### THE REQUEST
Starting at the line that holds "Decode this image", set down each line through the end of the listing, exactly as written and with nothing added.

### INPUT FOR THIS TASK
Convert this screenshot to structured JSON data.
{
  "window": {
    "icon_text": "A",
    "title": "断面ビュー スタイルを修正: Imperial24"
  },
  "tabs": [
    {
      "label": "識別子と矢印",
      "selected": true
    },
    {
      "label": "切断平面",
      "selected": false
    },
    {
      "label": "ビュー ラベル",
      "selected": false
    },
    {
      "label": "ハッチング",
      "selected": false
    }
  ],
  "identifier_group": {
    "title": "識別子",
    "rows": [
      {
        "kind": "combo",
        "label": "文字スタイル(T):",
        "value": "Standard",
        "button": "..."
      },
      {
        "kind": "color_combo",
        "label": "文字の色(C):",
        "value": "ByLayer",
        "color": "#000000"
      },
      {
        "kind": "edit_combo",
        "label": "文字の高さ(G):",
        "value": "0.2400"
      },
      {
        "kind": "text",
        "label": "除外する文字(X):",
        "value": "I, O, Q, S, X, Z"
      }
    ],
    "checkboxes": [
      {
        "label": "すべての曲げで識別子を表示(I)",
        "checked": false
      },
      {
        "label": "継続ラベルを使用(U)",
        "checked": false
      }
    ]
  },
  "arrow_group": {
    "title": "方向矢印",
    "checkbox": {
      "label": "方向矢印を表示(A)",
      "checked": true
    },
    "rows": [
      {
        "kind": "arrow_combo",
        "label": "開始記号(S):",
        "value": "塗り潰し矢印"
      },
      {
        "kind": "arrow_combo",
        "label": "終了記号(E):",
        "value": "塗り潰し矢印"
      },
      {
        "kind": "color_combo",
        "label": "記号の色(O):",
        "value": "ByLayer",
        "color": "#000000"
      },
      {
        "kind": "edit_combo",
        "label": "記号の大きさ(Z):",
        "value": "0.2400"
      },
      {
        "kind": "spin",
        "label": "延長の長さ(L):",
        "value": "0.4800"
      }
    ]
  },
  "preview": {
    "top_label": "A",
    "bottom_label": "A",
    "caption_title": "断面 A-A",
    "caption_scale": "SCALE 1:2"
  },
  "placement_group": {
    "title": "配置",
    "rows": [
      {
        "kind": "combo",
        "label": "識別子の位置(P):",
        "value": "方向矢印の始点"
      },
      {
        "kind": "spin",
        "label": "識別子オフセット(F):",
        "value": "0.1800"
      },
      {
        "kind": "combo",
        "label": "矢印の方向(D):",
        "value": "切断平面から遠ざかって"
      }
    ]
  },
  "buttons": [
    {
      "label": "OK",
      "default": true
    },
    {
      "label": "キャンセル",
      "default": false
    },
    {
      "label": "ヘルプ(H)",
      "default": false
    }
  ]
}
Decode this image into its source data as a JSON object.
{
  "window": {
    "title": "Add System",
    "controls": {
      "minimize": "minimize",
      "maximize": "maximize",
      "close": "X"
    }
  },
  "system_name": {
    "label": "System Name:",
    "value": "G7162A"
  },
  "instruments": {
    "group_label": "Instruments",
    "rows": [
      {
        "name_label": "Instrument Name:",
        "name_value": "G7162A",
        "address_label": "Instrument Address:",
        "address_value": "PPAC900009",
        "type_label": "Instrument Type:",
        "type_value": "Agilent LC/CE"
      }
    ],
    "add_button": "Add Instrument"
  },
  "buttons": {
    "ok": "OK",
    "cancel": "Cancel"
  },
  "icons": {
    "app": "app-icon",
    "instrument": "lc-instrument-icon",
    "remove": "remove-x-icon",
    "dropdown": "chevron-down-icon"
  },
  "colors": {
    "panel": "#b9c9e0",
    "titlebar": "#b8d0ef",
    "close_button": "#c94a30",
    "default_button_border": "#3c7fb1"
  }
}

### ANSWER IN FULL
Decode this image into its source data as a JSON object.
{
  "window": {
    "title": "Add System",
    "controls": {
      "minimize": "minimize",
      "maximize": "maximize",
      "close": "X"
    }
  },
  "system_name": {
    "label": "System Name:",
    "value": "G7162A"
  },
  "instruments": {
    "group_label": "Instruments",
    "rows": [
      {
        "name_label": "Instrument Name:",
        "name_value": "G7162A",
        "address_label": "Instrument Address:",
        "address_value": "PPAC900009",
        "type_label": "Instrument Type:",
        "type_value": "Agilent LC/CE"
      }
    ],
    "add_button": "Add Instrument"
  },
  "buttons": {
    "ok": "OK",
    "cancel": "Cancel"
  },
  "icons": {
    "app": "app-icon",
    "instrument": "lc-instrument-icon",
    "remove": "remove-x-icon",
    "dropdown": "chevron-down-icon"
  },
  "colors": {
    "panel": "#b9c9e0",
    "titlebar": "#b8d0ef",
    "close_button": "#c94a30",
    "default_button_border": "#3c7fb1"
  }
}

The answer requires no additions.